◆ **Excerpt from a dataset**
'''
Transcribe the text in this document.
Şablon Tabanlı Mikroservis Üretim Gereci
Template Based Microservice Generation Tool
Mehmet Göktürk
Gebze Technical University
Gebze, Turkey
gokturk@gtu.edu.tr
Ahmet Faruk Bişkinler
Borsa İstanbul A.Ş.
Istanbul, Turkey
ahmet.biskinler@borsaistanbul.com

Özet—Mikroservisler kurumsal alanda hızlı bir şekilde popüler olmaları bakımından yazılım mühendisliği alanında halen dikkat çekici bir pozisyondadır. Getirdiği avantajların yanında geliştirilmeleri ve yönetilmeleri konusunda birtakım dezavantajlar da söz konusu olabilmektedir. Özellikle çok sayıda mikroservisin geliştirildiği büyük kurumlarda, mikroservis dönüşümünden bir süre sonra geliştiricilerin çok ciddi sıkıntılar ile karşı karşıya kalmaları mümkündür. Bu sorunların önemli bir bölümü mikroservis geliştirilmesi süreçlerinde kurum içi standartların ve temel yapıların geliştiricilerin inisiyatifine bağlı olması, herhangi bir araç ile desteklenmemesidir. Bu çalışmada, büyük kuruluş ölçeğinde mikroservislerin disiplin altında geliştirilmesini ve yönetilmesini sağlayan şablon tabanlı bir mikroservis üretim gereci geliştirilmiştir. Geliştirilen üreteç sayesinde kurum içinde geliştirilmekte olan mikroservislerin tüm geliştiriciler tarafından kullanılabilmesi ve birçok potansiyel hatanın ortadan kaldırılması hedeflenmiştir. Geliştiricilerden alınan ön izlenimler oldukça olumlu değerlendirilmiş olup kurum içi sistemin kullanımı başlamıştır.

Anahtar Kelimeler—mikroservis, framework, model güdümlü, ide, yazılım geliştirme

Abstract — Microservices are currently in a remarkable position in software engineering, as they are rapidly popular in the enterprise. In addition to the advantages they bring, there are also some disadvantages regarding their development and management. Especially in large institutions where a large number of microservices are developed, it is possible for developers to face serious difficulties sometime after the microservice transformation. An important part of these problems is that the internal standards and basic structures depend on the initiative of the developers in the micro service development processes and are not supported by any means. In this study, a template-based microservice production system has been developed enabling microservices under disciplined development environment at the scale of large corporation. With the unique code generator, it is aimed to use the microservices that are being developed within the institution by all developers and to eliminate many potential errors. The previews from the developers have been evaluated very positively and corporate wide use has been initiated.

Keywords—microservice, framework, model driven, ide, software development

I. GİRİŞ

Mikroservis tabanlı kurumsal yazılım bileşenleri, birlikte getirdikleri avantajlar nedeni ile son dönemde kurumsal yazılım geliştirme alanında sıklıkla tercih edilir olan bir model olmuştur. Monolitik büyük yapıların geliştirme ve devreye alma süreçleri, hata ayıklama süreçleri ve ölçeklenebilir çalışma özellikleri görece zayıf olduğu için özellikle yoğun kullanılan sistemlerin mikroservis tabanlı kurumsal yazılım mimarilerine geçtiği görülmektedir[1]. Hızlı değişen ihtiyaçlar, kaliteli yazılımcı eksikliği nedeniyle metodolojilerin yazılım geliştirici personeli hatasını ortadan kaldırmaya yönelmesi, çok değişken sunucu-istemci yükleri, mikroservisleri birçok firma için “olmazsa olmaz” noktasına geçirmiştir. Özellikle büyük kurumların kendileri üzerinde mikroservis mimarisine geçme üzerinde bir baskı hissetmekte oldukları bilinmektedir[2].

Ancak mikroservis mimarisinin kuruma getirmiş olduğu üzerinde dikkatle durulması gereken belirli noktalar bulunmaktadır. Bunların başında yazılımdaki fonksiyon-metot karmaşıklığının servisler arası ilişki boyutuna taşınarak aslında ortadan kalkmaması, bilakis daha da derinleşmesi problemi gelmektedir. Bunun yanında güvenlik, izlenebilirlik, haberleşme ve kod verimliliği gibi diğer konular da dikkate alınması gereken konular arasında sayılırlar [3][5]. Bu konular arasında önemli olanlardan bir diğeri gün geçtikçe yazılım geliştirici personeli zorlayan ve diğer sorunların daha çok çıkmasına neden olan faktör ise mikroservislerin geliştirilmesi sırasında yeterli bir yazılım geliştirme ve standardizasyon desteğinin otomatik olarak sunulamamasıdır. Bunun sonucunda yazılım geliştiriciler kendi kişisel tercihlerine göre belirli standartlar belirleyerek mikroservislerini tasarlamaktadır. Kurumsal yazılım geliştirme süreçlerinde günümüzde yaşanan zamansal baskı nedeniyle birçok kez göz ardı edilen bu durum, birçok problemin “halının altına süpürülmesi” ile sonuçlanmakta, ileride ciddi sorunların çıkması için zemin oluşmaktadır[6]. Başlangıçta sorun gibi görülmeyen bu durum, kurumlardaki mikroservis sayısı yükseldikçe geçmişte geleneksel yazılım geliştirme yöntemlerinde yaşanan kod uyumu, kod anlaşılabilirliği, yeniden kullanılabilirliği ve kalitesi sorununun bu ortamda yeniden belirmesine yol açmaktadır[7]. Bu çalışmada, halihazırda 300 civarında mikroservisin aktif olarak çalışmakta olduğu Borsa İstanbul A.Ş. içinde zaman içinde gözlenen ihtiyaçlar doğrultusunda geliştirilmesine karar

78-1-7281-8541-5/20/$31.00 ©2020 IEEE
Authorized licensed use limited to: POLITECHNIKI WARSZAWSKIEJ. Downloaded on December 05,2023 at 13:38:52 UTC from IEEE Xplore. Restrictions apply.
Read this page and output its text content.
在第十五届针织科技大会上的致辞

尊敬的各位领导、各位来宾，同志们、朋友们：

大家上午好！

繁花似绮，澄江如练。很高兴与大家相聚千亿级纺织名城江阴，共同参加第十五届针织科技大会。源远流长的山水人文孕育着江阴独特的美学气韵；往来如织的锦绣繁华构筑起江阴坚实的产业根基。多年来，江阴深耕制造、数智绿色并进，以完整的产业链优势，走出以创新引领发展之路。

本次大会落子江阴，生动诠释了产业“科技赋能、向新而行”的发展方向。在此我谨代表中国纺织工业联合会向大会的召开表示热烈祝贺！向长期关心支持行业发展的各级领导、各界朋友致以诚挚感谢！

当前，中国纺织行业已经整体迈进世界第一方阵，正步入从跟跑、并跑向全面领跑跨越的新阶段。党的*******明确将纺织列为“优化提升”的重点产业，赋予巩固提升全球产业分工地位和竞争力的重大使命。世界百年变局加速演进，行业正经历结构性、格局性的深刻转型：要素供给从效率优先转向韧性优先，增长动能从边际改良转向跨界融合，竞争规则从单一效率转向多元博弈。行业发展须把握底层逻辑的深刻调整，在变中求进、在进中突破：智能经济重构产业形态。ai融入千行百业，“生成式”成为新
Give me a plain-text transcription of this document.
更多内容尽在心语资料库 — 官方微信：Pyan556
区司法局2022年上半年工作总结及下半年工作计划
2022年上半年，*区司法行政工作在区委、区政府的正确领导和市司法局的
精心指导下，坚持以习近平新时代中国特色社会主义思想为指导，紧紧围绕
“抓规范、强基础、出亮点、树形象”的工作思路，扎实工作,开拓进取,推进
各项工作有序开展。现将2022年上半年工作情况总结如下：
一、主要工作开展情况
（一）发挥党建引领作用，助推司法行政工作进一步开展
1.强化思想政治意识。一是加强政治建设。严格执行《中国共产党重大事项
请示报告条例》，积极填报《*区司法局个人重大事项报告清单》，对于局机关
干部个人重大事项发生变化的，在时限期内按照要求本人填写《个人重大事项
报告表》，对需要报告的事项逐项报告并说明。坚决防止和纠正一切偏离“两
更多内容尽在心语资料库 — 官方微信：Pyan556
'''
◆ **Problem description**
Find each line that has the word "model", then copy it out.

◆ **Problem solution**
Anahtar Kelimeler—mikroservis, framework, model güdümlü, ide, yazılım geliştirme
Keywords—microservice, framework, model driven, ide, software development
Mikroservis tabanlı kurumsal yazılım bileşenleri, birlikte getirdikleri avantajlar nedeni ile son dönemde kurumsal yazılım geliştirme alanında sıklıkla tercih edilir olan bir model olmuştur. Monolitik büyük yapıların geliştirme ve devreye alma süreçleri, hata ayıklama süreçleri ve ölçeklenebilir çalışma özellikleri görece zayıf olduğu için özellikle yoğun kullanılan sistemlerin mikroservis tabanlı kurumsal yazılım mimarilerine geçtiği görülmektedir[1]. Hızlı değişen ihtiyaçlar, kaliteli yazılımcı eksikliği nedeniyle metodolojilerin yazılım geliştirici personeli hatasını ortadan kaldırmaya yönelmesi, çok değişken sunucu-istemci yükleri, mikroservisleri birçok firma için “olmazsa olmaz” noktasına geçirmiştir. Özellikle büyük kurumların kendileri üzerinde mikroservis mimarisine geçme üzerinde bir baskı hissetmekte oldukları bilinmektedir[2].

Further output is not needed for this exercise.